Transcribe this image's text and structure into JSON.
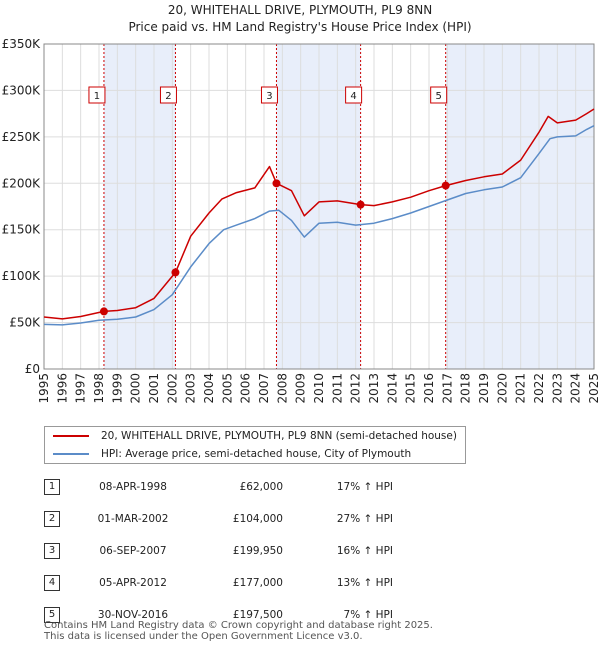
{
  "chart_data": {
    "type": "line",
    "title": "20, WHITEHALL DRIVE, PLYMOUTH, PL9 8NN",
    "subtitle": "Price paid vs. HM Land Registry's House Price Index (HPI)",
    "xlabel": "",
    "ylabel": "",
    "xlim": [
      1995,
      2025
    ],
    "ylim": [
      0,
      350000
    ],
    "x_ticks": [
      "1995",
      "1996",
      "1997",
      "1998",
      "1999",
      "2000",
      "2001",
      "2002",
      "2003",
      "2004",
      "2005",
      "2006",
      "2007",
      "2008",
      "2009",
      "2010",
      "2011",
      "2012",
      "2013",
      "2014",
      "2015",
      "2016",
      "2017",
      "2018",
      "2019",
      "2020",
      "2021",
      "2022",
      "2023",
      "2024",
      "2025"
    ],
    "y_ticks": [
      {
        "value": 0,
        "label": "£0"
      },
      {
        "value": 50000,
        "label": "£50K"
      },
      {
        "value": 100000,
        "label": "£100K"
      },
      {
        "value": 150000,
        "label": "£150K"
      },
      {
        "value": 200000,
        "label": "£200K"
      },
      {
        "value": 250000,
        "label": "£250K"
      },
      {
        "value": 300000,
        "label": "£300K"
      },
      {
        "value": 350000,
        "label": "£350K"
      }
    ],
    "series": [
      {
        "name": "20, WHITEHALL DRIVE, PLYMOUTH, PL9 8NN (semi-detached house)",
        "color": "#cc0000",
        "points": [
          [
            1995.0,
            56000
          ],
          [
            1996.0,
            54000
          ],
          [
            1997.0,
            56500
          ],
          [
            1998.27,
            62000
          ],
          [
            1999.0,
            63000
          ],
          [
            2000.0,
            66000
          ],
          [
            2001.0,
            76000
          ],
          [
            2002.17,
            104000
          ],
          [
            2003.0,
            143000
          ],
          [
            2004.0,
            168000
          ],
          [
            2004.7,
            183000
          ],
          [
            2005.5,
            190000
          ],
          [
            2006.5,
            195000
          ],
          [
            2007.3,
            218000
          ],
          [
            2007.68,
            199950
          ],
          [
            2008.5,
            192000
          ],
          [
            2009.2,
            165000
          ],
          [
            2010.0,
            180000
          ],
          [
            2011.0,
            181000
          ],
          [
            2012.27,
            177000
          ],
          [
            2013.0,
            176000
          ],
          [
            2014.0,
            180000
          ],
          [
            2015.0,
            185000
          ],
          [
            2016.0,
            192000
          ],
          [
            2016.91,
            197500
          ],
          [
            2018.0,
            203000
          ],
          [
            2019.0,
            207000
          ],
          [
            2020.0,
            210000
          ],
          [
            2021.0,
            225000
          ],
          [
            2022.0,
            255000
          ],
          [
            2022.5,
            272000
          ],
          [
            2023.0,
            265000
          ],
          [
            2024.0,
            268000
          ],
          [
            2024.6,
            275000
          ],
          [
            2025.0,
            280000
          ]
        ]
      },
      {
        "name": "HPI: Average price, semi-detached house, City of Plymouth",
        "color": "#5b8cc8",
        "points": [
          [
            1995.0,
            48000
          ],
          [
            1996.0,
            47500
          ],
          [
            1997.0,
            49500
          ],
          [
            1998.0,
            52500
          ],
          [
            1999.0,
            53500
          ],
          [
            2000.0,
            56000
          ],
          [
            2001.0,
            64000
          ],
          [
            2002.0,
            80000
          ],
          [
            2003.0,
            110000
          ],
          [
            2004.0,
            135000
          ],
          [
            2004.8,
            150000
          ],
          [
            2005.5,
            155000
          ],
          [
            2006.5,
            162000
          ],
          [
            2007.3,
            170000
          ],
          [
            2007.8,
            171000
          ],
          [
            2008.5,
            160000
          ],
          [
            2009.2,
            142000
          ],
          [
            2010.0,
            157000
          ],
          [
            2011.0,
            158000
          ],
          [
            2012.0,
            155000
          ],
          [
            2013.0,
            157000
          ],
          [
            2014.0,
            162000
          ],
          [
            2015.0,
            168000
          ],
          [
            2016.0,
            175000
          ],
          [
            2017.0,
            182000
          ],
          [
            2018.0,
            189000
          ],
          [
            2019.0,
            193000
          ],
          [
            2020.0,
            196000
          ],
          [
            2021.0,
            206000
          ],
          [
            2022.0,
            232000
          ],
          [
            2022.6,
            248000
          ],
          [
            2023.0,
            250000
          ],
          [
            2024.0,
            251000
          ],
          [
            2024.6,
            258000
          ],
          [
            2025.0,
            262000
          ]
        ]
      }
    ],
    "sales": [
      {
        "id": "1",
        "x": 1998.27,
        "value": 62000,
        "date": "08-APR-1998",
        "price": "£62,000",
        "hpi": "17% ↑ HPI"
      },
      {
        "id": "2",
        "x": 2002.17,
        "value": 104000,
        "date": "01-MAR-2002",
        "price": "£104,000",
        "hpi": "27% ↑ HPI"
      },
      {
        "id": "3",
        "x": 2007.68,
        "value": 199950,
        "date": "06-SEP-2007",
        "price": "£199,950",
        "hpi": "16% ↑ HPI"
      },
      {
        "id": "4",
        "x": 2012.27,
        "value": 177000,
        "date": "05-APR-2012",
        "price": "£177,000",
        "hpi": "13% ↑ HPI"
      },
      {
        "id": "5",
        "x": 2016.91,
        "value": 197500,
        "date": "30-NOV-2016",
        "price": "£197,500",
        "hpi": "7% ↑ HPI"
      }
    ],
    "shaded_periods": [
      [
        1998.27,
        2002.17
      ],
      [
        2007.68,
        2012.27
      ],
      [
        2016.91,
        2025.0
      ]
    ],
    "colors": {
      "shade": "#e8eefa",
      "sale_line": "#cc0000",
      "grid": "#dddddd",
      "axis": "#888888"
    }
  },
  "legend": {
    "property_label": "20, WHITEHALL DRIVE, PLYMOUTH, PL9 8NN (semi-detached house)",
    "hpi_label": "HPI: Average price, semi-detached house, City of Plymouth"
  },
  "footer": {
    "line1": "Contains HM Land Registry data © Crown copyright and database right 2025.",
    "line2": "This data is licensed under the Open Government Licence v3.0."
  }
}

══════

**Requirements:** Repeat the entries exactly. Pictures are excluded from the copy.

**Task answer:**
Transcribe this image's text and structure into JSON.
{
  "chart_data": {
    "type": "line",
    "title": "20, WHITEHALL DRIVE, PLYMOUTH, PL9 8NN",
    "subtitle": "Price paid vs. HM Land Registry's House Price Index (HPI)",
    "xlabel": "",
    "ylabel": "",
    "xlim": [
      1995,
      2025
    ],
    "ylim": [
      0,
      350000
    ],
    "x_ticks": [
      "1995",
      "1996",
      "1997",
      "1998",
      "1999",
      "2000",
      "2001",
      "2002",
      "2003",
      "2004",
      "2005",
      "2006",
      "2007",
      "2008",
      "2009",
      "2010",
      "2011",
      "2012",
      "2013",
      "2014",
      "2015",
      "2016",
      "2017",
      "2018",
      "2019",
      "2020",
      "2021",
      "2022",
      "2023",
      "2024",
      "2025"
    ],
    "y_ticks": [
      {
        "value": 0,
        "label": "£0"
      },
      {
        "value": 50000,
        "label": "£50K"
      },
      {
        "value": 100000,
        "label": "£100K"
      },
      {
        "value": 150000,
        "label": "£150K"
      },
      {
        "value": 200000,
        "label": "£200K"
      },
      {
        "value": 250000,
        "label": "£250K"
      },
      {
        "value": 300000,
        "label": "£300K"
      },
      {
        "value": 350000,
        "label": "£350K"
      }
    ],
    "series": [
      {
        "name": "20, WHITEHALL DRIVE, PLYMOUTH, PL9 8NN (semi-detached house)",
        "color": "#cc0000",
        "points": [
          [
            1995.0,
            56000
          ],
          [
            1996.0,
            54000
          ],
          [
            1997.0,
            56500
          ],
          [
            1998.27,
            62000
          ],
          [
            1999.0,
            63000
          ],
          [
            2000.0,
            66000
          ],
          [
            2001.0,
            76000
          ],
          [
            2002.17,
            104000
          ],
          [
            2003.0,
            143000
          ],
          [
            2004.0,
            168000
          ],
          [
            2004.7,
            183000
          ],
          [
            2005.5,
            190000
          ],
          [
            2006.5,
            195000
          ],
          [
            2007.3,
            218000
          ],
          [
            2007.68,
            199950
          ],
          [
            2008.5,
            192000
          ],
          [
            2009.2,
            165000
          ],
          [
            2010.0,
            180000
          ],
          [
            2011.0,
            181000
          ],
          [
            2012.27,
            177000
          ],
          [
            2013.0,
            176000
          ],
          [
            2014.0,
            180000
          ],
          [
            2015.0,
            185000
          ],
          [
            2016.0,
            192000
          ],
          [
            2016.91,
            197500
          ],
          [
            2018.0,
            203000
          ],
          [
            2019.0,
            207000
          ],
          [
            2020.0,
            210000
          ],
          [
            2021.0,
            225000
          ],
          [
            2022.0,
            255000
          ],
          [
            2022.5,
            272000
          ],
          [
            2023.0,
            265000
          ],
          [
            2024.0,
            268000
          ],
          [
            2024.6,
            275000
          ],
          [
            2025.0,
            280000
          ]
        ]
      },
      {
        "name": "HPI: Average price, semi-detached house, City of Plymouth",
        "color": "#5b8cc8",
        "points": [
          [
            1995.0,
            48000
          ],
          [
            1996.0,
            47500
          ],
          [
            1997.0,
            49500
          ],
          [
            1998.0,
            52500
          ],
          [
            1999.0,
            53500
          ],
          [
            2000.0,
            56000
          ],
          [
            2001.0,
            64000
          ],
          [
            2002.0,
            80000
          ],
          [
            2003.0,
            110000
          ],
          [
            2004.0,
            135000
          ],
          [
            2004.8,
            150000
          ],
          [
            2005.5,
            155000
          ],
          [
            2006.5,
            162000
          ],
          [
            2007.3,
            170000
          ],
          [
            2007.8,
            171000
          ],
          [
            2008.5,
            160000
          ],
          [
            2009.2,
            142000
          ],
          [
            2010.0,
            157000
          ],
          [
            2011.0,
            158000
          ],
          [
            2012.0,
            155000
          ],
          [
            2013.0,
            157000
          ],
          [
            2014.0,
            162000
          ],
          [
            2015.0,
            168000
          ],
          [
            2016.0,
            175000
          ],
          [
            2017.0,
            182000
          ],
          [
            2018.0,
            189000
          ],
          [
            2019.0,
            193000
          ],
          [
            2020.0,
            196000
          ],
          [
            2021.0,
            206000
          ],
          [
            2022.0,
            232000
          ],
          [
            2022.6,
            248000
          ],
          [
            2023.0,
            250000
          ],
          [
            2024.0,
            251000
          ],
          [
            2024.6,
            258000
          ],
          [
            2025.0,
            262000
          ]
        ]
      }
    ],
    "sales": [
      {
        "id": "1",
        "x": 1998.27,
        "value": 62000,
        "date": "08-APR-1998",
        "price": "£62,000",
        "hpi": "17% ↑ HPI"
      },
      {
        "id": "2",
        "x": 2002.17,
        "value": 104000,
        "date": "01-MAR-2002",
        "price": "£104,000",
        "hpi": "27% ↑ HPI"
      },
      {
        "id": "3",
        "x": 2007.68,
        "value": 199950,
        "date": "06-SEP-2007",
        "price": "£199,950",
        "hpi": "16% ↑ HPI"
      },
      {
        "id": "4",
        "x": 2012.27,
        "value": 177000,
        "date": "05-APR-2012",
        "price": "£177,000",
        "hpi": "13% ↑ HPI"
      },
      {
        "id": "5",
        "x": 2016.91,
        "value": 197500,
        "date": "30-NOV-2016",
        "price": "£197,500",
        "hpi": "7% ↑ HPI"
      }
    ],
    "shaded_periods": [
      [
        1998.27,
        2002.17
      ],
      [
        2007.68,
        2012.27
      ],
      [
        2016.91,
        2025.0
      ]
    ],
    "colors": {
      "shade": "#e8eefa",
      "sale_line": "#cc0000",
      "grid": "#dddddd",
      "axis": "#888888"
    }
  },
  "legend": {
    "property_label": "20, WHITEHALL DRIVE, PLYMOUTH, PL9 8NN (semi-detached house)",
    "hpi_label": "HPI: Average price, semi-detached house, City of Plymouth"
  },
  "footer": {
    "line1": "Contains HM Land Registry data © Crown copyright and database right 2025.",
    "line2": "This data is licensed under the Open Government Licence v3.0."
  }
}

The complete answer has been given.